● **Stored data entries**:
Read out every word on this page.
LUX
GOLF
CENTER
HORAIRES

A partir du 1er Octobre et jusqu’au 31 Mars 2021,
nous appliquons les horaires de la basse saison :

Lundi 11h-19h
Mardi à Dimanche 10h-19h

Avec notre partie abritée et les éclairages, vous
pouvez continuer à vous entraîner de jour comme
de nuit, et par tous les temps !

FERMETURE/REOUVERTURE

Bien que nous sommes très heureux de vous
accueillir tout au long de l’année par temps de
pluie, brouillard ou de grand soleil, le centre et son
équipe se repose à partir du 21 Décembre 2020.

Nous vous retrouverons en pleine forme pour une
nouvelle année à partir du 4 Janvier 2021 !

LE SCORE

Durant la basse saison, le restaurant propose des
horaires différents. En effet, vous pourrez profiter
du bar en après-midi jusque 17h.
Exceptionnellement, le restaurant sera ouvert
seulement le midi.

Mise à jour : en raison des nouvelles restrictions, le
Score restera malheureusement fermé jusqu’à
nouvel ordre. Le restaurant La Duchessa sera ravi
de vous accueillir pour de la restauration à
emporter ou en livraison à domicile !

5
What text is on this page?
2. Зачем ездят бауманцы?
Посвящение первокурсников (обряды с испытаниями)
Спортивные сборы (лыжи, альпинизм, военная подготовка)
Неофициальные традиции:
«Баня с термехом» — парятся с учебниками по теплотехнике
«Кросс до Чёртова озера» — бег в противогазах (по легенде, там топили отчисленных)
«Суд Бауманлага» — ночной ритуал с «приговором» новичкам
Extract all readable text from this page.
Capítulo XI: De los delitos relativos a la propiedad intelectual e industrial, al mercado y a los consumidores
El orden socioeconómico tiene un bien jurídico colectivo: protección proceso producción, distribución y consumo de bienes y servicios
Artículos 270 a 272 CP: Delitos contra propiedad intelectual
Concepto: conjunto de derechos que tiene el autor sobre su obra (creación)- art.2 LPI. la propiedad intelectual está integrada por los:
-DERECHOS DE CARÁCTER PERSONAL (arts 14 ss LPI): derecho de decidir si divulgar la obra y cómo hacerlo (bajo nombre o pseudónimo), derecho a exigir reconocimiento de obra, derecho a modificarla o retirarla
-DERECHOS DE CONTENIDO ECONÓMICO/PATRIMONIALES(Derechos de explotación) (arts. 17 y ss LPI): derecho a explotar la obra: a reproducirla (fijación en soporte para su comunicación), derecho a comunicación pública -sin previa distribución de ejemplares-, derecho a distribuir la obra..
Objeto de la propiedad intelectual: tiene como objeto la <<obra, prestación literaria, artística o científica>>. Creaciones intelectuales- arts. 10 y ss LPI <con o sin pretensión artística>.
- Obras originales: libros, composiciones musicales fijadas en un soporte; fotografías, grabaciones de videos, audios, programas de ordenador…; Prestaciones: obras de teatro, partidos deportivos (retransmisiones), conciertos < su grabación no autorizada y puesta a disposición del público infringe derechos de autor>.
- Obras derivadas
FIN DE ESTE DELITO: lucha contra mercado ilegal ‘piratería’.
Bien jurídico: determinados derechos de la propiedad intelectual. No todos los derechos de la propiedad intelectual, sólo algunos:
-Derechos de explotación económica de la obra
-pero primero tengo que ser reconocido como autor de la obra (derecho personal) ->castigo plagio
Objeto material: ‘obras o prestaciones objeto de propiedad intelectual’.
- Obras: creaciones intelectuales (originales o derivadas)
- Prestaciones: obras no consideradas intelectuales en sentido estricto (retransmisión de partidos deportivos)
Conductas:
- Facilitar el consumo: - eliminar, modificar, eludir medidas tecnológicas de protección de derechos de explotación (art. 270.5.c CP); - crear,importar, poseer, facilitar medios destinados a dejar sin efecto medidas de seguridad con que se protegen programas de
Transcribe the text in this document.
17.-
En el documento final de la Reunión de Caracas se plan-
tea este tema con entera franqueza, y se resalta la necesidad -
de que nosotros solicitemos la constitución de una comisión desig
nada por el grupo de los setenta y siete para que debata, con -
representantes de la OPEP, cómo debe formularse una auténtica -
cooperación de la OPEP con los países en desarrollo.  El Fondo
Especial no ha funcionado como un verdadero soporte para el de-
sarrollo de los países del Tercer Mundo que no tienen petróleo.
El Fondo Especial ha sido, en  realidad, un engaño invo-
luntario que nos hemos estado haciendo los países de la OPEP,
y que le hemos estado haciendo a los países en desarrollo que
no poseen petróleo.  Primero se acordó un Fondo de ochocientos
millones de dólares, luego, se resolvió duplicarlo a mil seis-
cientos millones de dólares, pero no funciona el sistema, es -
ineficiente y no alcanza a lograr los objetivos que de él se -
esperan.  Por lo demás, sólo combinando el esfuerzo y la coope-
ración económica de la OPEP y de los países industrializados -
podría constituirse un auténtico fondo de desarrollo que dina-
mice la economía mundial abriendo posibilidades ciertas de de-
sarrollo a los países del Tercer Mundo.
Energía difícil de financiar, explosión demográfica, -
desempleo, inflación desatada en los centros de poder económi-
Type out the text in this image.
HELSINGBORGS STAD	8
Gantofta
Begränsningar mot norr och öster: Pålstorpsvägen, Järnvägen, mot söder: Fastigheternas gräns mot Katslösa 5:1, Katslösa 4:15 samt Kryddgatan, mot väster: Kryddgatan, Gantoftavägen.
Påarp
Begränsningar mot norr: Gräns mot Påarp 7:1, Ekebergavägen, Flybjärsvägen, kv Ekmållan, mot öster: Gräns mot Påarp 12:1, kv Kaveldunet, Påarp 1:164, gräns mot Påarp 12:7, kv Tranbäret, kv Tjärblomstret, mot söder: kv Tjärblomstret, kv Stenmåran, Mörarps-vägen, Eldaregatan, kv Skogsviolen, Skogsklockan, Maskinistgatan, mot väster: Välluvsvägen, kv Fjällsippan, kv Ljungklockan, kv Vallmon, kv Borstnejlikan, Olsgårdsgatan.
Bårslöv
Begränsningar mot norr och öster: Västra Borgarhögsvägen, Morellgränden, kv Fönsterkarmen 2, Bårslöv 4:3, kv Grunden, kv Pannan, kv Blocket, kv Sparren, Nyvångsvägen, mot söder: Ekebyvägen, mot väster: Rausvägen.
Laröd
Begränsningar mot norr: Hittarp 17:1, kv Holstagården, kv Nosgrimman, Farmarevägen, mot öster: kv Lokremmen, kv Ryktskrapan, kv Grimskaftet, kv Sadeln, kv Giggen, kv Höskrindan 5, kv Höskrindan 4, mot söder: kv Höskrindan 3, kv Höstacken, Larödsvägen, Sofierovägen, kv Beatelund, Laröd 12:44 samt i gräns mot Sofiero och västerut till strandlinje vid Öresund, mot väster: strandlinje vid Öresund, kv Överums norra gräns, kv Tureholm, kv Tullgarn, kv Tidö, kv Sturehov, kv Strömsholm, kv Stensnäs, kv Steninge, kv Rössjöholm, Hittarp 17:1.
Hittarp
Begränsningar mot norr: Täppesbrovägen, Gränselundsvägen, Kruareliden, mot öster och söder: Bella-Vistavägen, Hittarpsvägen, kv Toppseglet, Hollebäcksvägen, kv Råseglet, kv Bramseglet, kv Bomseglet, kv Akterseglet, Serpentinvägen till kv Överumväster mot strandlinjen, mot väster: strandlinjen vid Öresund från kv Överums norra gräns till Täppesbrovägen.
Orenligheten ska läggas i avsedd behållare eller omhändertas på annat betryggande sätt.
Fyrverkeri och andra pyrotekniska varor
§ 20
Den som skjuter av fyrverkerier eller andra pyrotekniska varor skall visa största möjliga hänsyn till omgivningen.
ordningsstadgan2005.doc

● **WORK TO COMPLETE**: In the material above, find the lines that contain "Överums" and show them.

● **RESULT OF THIS TASK**:
Begränsningar mot norr: Hittarp 17:1, kv Holstagården, kv Nosgrimman, Farmarevägen, mot öster: kv Lokremmen, kv Ryktskrapan, kv Grimskaftet, kv Sadeln, kv Giggen, kv Höskrindan 5, kv Höskrindan 4, mot söder: kv Höskrindan 3, kv Höstacken, Larödsvägen, Sofierovägen, kv Beatelund, Laröd 12:44 samt i gräns mot Sofiero och västerut till strandlinje vid Öresund, mot väster: strandlinje vid Öresund, kv Överums norra gräns, kv Tureholm, kv Tullgarn, kv Tidö, kv Sturehov, kv Strömsholm, kv Stensnäs, kv Steninge, kv Rössjöholm, Hittarp 17:1.
Begränsningar mot norr: Täppesbrovägen, Gränselundsvägen, Kruareliden, mot öster och söder: Bella-Vistavägen, Hittarpsvägen, kv Toppseglet, Hollebäcksvägen, kv Råseglet, kv Bramseglet, kv Bomseglet, kv Akterseglet, Serpentinvägen till kv Överumväster mot strandlinjen, mot väster: strandlinjen vid Öresund från kv Överums norra gräns till Täppesbrovägen.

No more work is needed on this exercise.